TASK TO CARRY OUT ->
Copy out every row below word for word, leaving out the pictures.

=== RECORDS SHOWN ===

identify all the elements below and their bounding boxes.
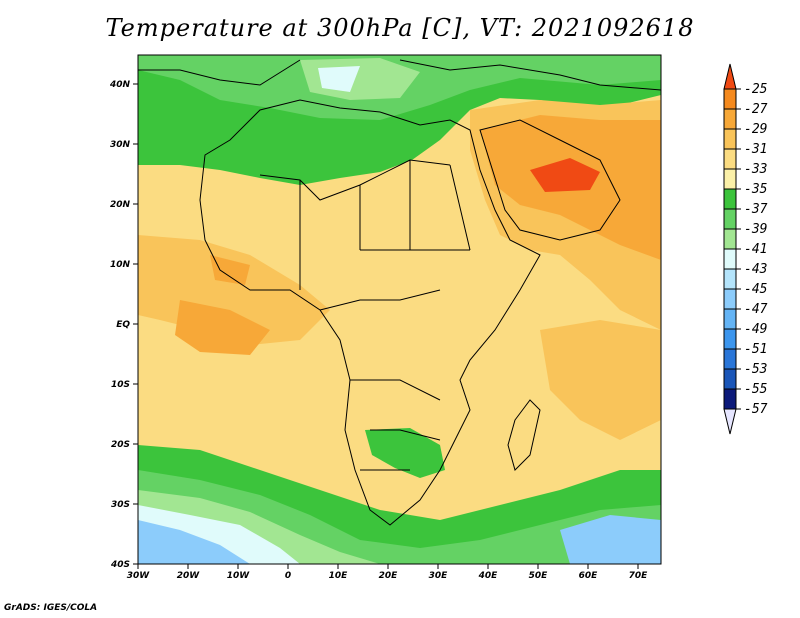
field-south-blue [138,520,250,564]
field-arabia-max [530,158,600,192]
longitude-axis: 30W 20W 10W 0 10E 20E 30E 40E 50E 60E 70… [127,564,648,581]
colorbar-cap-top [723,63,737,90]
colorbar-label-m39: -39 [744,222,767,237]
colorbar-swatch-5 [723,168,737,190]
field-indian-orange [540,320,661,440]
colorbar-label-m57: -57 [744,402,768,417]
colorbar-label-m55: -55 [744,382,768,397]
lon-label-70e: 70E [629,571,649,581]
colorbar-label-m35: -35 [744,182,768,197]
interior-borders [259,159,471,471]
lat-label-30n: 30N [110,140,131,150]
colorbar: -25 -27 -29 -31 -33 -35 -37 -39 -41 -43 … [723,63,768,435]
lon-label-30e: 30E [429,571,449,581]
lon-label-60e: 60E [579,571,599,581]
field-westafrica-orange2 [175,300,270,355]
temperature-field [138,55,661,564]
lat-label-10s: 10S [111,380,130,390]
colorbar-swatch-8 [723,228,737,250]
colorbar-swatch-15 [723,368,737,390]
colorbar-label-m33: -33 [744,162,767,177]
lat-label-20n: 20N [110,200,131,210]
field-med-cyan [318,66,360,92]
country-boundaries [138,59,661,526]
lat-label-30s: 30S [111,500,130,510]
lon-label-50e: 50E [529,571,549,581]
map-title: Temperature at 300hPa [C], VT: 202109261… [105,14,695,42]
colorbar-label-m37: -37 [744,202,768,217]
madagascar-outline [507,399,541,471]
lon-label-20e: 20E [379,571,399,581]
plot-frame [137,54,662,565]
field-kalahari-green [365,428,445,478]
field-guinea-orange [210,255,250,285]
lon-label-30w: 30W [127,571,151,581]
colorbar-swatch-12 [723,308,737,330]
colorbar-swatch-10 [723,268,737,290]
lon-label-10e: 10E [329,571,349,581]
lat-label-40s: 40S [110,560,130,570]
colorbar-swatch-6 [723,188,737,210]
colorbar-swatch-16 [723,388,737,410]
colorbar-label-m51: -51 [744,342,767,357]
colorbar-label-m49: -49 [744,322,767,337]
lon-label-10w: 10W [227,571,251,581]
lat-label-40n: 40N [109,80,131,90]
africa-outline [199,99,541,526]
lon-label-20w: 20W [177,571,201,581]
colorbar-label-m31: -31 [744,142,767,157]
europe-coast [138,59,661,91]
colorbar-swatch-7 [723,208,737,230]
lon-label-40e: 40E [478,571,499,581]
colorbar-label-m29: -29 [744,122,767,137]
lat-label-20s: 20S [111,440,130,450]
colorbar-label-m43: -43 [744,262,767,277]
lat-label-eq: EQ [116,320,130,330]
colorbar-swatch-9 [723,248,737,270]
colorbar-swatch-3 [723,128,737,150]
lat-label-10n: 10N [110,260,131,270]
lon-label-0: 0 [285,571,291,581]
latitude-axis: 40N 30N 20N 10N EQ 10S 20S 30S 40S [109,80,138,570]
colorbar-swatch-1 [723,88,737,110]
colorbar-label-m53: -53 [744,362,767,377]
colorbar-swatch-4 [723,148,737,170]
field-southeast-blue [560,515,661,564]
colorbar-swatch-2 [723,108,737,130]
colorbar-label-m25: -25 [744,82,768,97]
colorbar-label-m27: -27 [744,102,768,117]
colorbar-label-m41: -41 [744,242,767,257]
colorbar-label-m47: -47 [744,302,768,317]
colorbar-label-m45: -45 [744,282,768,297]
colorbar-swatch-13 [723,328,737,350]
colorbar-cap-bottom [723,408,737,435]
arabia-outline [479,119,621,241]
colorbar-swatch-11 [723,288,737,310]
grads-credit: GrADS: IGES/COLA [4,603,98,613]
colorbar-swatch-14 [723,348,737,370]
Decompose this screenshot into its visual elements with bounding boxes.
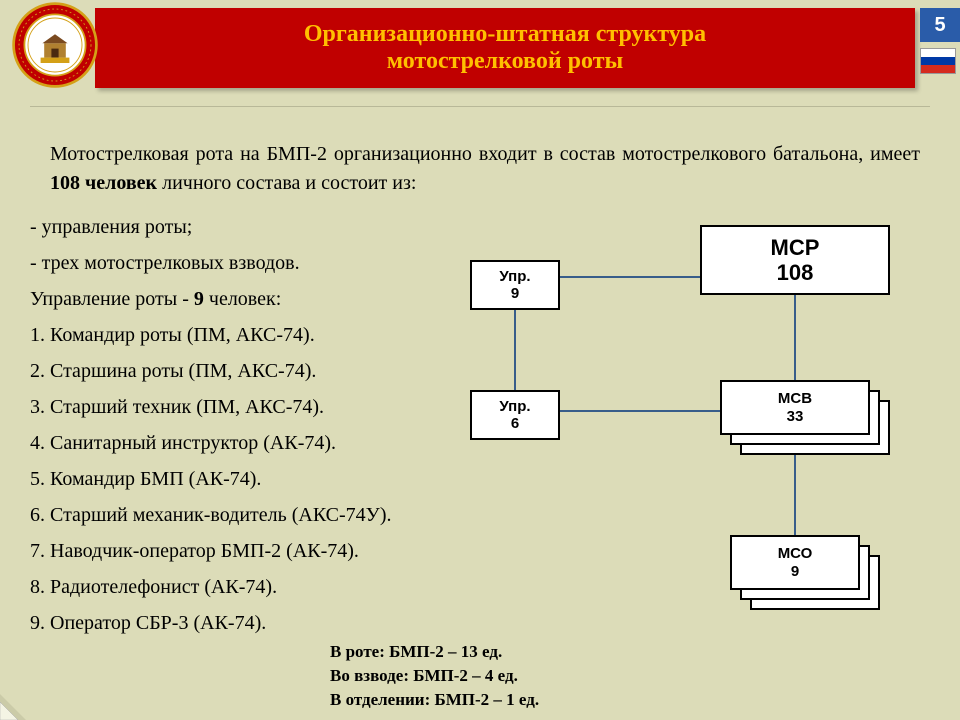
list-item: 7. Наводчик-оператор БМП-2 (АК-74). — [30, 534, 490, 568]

===

RESPONSE ->
identify all the elements below and their bounding boxes.
field-south-blue [138,520,250,564]
field-arabia-max [530,158,600,192]
longitude-axis: 30W 20W 10W 0 10E 20E 30E 40E 50E 60E 70… [127,564,648,581]
colorbar-cap-top [723,63,737,90]
colorbar-label-m39: -39 [744,222,767,237]
colorbar-swatch-5 [723,168,737,190]
field-indian-orange [540,320,661,440]
colorbar-label-m57: -57 [744,402,768,417]
colorbar-label-m55: -55 [744,382,768,397]
lon-label-70e: 70E [629,571,649,581]
colorbar-label-m35: -35 [744,182,768,197]
interior-borders [259,159,471,471]
lat-label-30n: 30N [110,140,131,150]
colorbar: -25 -27 -29 -31 -33 -35 -37 -39 -41 -43 … [723,63,768,435]
lon-label-30e: 30E [429,571,449,581]
lon-label-60e: 60E [579,571,599,581]
field-westafrica-orange2 [175,300,270,355]
temperature-field [138,55,661,564]
lat-label-10s: 10S [111,380,130,390]
colorbar-swatch-8 [723,228,737,250]
colorbar-swatch-15 [723,368,737,390]
colorbar-label-m33: -33 [744,162,767,177]
lat-label-20n: 20N [110,200,131,210]
field-med-cyan [318,66,360,92]
country-boundaries [138,59,661,526]
lat-label-30s: 30S [111,500,130,510]
lon-label-50e: 50E [529,571,549,581]
map-title: Temperature at 300hPa [C], VT: 202109261… [105,14,695,42]
colorbar-label-m37: -37 [744,202,768,217]
madagascar-outline [507,399,541,471]
lon-label-20e: 20E [379,571,399,581]
plot-frame [137,54,662,565]
field-kalahari-green [365,428,445,478]
field-guinea-orange [210,255,250,285]
lon-label-30w: 30W [127,571,151,581]
colorbar-swatch-12 [723,308,737,330]
colorbar-swatch-10 [723,268,737,290]
lon-label-10e: 10E [329,571,349,581]
lat-label-40s: 40S [110,560,130,570]
colorbar-swatch-6 [723,188,737,210]
colorbar-swatch-16 [723,388,737,410]
colorbar-label-m51: -51 [744,342,767,357]
colorbar-label-m49: -49 [744,322,767,337]
lon-label-10w: 10W [227,571,251,581]
lat-label-40n: 40N [109,80,131,90]
africa-outline [199,99,541,526]
lon-label-20w: 20W [177,571,201,581]
colorbar-label-m31: -31 [744,142,767,157]
europe-coast [138,59,661,91]
colorbar-swatch-7 [723,208,737,230]
lon-label-40e: 40E [478,571,499,581]
colorbar-label-m29: -29 [744,122,767,137]
lat-label-20s: 20S [111,440,130,450]
colorbar-label-m43: -43 [744,262,767,277]
lat-label-eq: EQ [116,320,130,330]
colorbar-swatch-9 [723,248,737,270]
colorbar-swatch-3 [723,128,737,150]
lat-label-10n: 10N [110,260,131,270]
lon-label-0: 0 [285,571,291,581]
latitude-axis: 40N 30N 20N 10N EQ 10S 20S 30S 40S [109,80,138,570]
colorbar-swatch-1 [723,88,737,110]
colorbar-label-m53: -53 [744,362,767,377]
colorbar-swatch-4 [723,148,737,170]
field-southeast-blue [560,515,661,564]
colorbar-swatch-2 [723,108,737,130]
colorbar-label-m25: -25 [744,82,768,97]
colorbar-label-m27: -27 [744,102,768,117]
colorbar-label-m41: -41 [744,242,767,257]
colorbar-label-m47: -47 [744,302,768,317]
colorbar-label-m45: -45 [744,282,768,297]
colorbar-swatch-13 [723,328,737,350]
colorbar-cap-bottom [723,408,737,435]
arabia-outline [479,119,621,241]
colorbar-swatch-11 [723,288,737,310]
grads-credit: GrADS: IGES/COLA [4,603,98,613]
colorbar-swatch-14 [723,348,737,370]
Decompose this screenshot into its visual elements with bounding boxes.
list-item: 7. Наводчик-оператор БМП-2 (АК-74). — [30, 534, 490, 568]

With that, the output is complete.